- **Directions**
Separate out the lines that hold "petition".

═══ Data supplied

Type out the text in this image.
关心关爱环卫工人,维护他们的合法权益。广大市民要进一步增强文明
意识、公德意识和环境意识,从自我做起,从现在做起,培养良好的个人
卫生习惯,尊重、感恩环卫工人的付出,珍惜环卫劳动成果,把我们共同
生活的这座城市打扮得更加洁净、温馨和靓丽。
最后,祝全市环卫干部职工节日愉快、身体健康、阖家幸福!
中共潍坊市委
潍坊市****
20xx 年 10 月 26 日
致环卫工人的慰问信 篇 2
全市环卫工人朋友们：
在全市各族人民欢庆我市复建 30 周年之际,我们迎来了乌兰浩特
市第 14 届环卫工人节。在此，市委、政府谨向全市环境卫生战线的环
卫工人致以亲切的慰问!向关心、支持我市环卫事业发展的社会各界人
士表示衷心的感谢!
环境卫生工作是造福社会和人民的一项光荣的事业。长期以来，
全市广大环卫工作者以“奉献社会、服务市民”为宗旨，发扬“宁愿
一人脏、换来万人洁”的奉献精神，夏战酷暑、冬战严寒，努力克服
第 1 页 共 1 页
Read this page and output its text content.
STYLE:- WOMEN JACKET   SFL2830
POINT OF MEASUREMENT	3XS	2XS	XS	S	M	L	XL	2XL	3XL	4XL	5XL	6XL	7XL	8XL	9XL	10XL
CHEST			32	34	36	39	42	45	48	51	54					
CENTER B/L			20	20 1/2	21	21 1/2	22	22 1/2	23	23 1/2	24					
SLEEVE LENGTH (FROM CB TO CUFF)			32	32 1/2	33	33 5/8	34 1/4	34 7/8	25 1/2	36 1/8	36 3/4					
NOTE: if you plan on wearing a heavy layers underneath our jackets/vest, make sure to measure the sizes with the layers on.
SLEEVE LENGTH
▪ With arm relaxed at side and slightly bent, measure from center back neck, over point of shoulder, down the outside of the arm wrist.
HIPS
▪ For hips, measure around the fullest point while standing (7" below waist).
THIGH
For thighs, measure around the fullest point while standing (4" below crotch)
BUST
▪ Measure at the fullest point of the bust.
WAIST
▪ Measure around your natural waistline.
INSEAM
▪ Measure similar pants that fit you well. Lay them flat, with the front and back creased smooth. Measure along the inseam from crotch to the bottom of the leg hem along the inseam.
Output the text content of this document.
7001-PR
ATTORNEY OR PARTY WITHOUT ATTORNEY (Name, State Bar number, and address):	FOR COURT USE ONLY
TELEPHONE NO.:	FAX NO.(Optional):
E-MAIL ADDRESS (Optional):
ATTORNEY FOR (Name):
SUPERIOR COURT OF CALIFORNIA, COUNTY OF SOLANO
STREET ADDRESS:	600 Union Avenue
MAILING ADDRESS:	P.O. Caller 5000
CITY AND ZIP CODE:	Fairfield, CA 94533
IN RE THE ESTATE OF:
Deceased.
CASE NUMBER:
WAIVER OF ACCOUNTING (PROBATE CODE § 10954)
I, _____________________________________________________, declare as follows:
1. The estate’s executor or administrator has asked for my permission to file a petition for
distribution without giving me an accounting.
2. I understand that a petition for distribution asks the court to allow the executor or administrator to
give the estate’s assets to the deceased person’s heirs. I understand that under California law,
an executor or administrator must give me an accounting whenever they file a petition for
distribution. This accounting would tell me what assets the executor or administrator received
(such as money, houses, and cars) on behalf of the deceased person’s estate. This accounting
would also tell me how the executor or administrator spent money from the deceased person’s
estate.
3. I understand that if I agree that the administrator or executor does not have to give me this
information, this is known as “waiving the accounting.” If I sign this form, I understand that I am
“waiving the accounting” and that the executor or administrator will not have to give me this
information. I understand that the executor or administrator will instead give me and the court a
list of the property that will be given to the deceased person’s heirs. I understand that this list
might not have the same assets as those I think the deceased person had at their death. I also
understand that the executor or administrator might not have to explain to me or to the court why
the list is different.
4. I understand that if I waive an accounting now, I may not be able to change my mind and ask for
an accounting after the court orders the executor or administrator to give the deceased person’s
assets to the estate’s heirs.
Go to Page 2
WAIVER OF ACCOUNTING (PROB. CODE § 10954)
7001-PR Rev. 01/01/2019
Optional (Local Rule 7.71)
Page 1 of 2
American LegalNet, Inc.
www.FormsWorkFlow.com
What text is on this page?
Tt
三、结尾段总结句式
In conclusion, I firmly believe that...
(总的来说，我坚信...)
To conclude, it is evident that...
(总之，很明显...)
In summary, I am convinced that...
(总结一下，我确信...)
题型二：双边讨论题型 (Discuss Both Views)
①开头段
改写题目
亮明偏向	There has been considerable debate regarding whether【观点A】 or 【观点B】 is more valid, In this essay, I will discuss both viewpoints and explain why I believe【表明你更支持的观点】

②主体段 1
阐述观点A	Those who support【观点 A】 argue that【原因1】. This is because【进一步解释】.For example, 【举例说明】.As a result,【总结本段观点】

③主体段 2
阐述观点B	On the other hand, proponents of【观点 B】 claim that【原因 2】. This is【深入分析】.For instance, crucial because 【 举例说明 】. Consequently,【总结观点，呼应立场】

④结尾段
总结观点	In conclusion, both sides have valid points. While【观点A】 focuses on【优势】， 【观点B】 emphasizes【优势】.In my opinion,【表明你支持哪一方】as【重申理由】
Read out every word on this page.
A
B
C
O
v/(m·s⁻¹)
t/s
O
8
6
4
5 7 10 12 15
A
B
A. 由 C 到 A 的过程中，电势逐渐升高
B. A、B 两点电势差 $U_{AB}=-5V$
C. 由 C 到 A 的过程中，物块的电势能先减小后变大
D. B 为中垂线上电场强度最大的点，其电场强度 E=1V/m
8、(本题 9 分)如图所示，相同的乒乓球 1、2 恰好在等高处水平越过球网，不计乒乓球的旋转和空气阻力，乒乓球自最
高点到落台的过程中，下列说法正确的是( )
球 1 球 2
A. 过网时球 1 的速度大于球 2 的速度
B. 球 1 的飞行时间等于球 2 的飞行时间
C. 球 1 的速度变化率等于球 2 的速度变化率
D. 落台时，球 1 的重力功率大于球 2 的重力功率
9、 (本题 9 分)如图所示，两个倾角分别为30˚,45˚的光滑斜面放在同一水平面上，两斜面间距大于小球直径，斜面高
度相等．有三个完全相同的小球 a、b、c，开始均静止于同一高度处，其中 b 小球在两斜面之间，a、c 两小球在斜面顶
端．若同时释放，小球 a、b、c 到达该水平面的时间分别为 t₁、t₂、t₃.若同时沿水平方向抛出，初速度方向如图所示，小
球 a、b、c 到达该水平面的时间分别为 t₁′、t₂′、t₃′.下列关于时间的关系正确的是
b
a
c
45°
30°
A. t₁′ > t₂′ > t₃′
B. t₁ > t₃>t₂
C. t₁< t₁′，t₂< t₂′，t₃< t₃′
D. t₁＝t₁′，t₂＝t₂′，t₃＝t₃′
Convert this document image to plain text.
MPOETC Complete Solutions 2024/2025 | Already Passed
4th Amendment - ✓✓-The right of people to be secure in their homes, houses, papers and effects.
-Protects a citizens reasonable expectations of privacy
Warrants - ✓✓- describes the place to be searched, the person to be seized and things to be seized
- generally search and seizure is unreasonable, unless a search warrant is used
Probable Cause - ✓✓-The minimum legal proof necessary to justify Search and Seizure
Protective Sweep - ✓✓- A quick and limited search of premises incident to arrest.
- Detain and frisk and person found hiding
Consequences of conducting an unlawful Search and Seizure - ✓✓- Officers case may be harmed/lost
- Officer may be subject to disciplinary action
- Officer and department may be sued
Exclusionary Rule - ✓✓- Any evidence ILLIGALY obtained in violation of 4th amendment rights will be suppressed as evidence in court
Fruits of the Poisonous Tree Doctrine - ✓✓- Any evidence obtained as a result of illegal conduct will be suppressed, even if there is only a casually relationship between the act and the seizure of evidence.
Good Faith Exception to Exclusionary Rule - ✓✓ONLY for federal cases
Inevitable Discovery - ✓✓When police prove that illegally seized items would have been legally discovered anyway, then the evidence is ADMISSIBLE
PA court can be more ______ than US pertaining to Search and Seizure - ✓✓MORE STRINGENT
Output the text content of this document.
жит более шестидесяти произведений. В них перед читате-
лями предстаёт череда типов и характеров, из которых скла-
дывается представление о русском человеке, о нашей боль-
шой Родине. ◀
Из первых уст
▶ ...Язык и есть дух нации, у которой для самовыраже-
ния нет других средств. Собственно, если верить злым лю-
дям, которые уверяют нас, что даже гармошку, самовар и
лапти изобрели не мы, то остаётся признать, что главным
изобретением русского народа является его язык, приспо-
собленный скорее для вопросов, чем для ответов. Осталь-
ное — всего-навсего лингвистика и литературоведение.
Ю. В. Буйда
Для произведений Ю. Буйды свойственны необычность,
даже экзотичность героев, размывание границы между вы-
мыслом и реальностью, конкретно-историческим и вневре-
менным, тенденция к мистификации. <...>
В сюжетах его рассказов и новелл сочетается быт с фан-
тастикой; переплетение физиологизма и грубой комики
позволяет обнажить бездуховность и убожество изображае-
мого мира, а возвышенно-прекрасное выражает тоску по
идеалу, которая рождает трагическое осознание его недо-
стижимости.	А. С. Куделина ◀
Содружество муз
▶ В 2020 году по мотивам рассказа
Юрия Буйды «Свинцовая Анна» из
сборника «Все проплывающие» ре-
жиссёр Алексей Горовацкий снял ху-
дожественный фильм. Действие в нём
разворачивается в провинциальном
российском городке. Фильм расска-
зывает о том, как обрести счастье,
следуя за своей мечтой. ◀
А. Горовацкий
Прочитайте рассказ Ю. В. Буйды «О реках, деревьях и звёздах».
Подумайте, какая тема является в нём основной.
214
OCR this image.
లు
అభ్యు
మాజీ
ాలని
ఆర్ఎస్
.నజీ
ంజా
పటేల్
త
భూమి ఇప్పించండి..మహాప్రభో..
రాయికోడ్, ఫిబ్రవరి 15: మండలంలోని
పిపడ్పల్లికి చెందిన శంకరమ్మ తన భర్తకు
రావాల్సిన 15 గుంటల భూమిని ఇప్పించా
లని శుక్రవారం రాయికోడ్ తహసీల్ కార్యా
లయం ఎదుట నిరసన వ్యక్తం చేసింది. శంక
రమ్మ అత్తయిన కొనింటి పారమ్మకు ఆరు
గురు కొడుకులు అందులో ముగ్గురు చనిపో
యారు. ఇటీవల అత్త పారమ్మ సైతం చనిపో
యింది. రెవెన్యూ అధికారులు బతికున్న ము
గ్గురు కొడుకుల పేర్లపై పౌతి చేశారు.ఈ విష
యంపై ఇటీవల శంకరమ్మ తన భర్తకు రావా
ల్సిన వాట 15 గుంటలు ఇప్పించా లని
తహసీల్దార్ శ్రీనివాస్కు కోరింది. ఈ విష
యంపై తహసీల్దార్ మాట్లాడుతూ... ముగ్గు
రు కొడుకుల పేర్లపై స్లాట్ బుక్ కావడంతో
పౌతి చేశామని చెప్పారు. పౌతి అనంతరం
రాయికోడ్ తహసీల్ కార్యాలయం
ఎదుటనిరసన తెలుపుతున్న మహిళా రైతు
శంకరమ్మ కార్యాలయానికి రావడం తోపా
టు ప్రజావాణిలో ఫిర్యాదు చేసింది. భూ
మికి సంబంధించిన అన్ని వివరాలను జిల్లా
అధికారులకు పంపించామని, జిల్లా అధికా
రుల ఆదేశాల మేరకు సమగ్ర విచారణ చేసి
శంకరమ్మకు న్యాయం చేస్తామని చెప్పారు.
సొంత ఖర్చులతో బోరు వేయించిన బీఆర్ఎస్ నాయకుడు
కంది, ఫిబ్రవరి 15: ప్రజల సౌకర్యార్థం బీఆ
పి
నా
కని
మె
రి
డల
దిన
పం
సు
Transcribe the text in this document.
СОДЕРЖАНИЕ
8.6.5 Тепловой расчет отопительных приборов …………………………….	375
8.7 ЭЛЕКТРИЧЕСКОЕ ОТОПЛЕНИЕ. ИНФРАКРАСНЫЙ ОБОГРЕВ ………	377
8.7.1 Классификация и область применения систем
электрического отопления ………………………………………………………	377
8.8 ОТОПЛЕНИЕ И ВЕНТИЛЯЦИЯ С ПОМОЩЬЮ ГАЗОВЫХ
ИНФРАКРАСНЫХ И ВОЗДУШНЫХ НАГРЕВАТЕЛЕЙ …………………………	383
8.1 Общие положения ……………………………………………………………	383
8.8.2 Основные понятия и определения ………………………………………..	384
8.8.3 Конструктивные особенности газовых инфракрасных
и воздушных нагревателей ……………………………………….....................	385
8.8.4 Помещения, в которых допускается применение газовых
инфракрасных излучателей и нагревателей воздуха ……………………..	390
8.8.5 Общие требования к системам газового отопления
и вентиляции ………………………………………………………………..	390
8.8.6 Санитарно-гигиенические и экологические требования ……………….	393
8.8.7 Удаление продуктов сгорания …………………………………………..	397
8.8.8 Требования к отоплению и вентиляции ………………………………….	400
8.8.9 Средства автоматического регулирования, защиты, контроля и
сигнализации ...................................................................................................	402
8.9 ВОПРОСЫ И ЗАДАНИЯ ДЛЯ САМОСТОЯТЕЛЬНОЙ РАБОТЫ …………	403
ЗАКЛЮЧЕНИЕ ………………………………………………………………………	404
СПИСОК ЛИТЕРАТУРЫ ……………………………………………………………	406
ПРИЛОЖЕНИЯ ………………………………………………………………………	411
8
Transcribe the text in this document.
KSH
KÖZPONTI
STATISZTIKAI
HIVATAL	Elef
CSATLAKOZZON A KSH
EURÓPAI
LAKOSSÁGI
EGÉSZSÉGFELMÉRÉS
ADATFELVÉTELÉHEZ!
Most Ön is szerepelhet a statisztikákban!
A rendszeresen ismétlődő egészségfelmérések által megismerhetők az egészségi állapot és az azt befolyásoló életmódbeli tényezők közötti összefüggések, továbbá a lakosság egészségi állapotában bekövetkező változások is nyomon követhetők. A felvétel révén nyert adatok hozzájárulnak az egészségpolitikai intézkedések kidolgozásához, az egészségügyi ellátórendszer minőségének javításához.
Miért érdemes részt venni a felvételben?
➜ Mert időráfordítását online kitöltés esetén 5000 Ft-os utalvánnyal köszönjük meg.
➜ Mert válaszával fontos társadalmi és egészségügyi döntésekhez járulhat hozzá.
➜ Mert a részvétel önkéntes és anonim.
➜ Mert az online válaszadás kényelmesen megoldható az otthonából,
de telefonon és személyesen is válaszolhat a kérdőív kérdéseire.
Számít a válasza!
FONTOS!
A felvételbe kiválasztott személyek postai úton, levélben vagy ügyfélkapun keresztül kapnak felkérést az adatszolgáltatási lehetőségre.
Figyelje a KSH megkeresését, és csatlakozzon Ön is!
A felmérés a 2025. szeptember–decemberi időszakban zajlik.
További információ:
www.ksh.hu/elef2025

══════

- **Task answer**
1. The estate’s executor or administrator has asked for my permission to file a petition for
2. I understand that a petition for distribution asks the court to allow the executor or administrator to
an executor or administrator must give me an accounting whenever they file a petition for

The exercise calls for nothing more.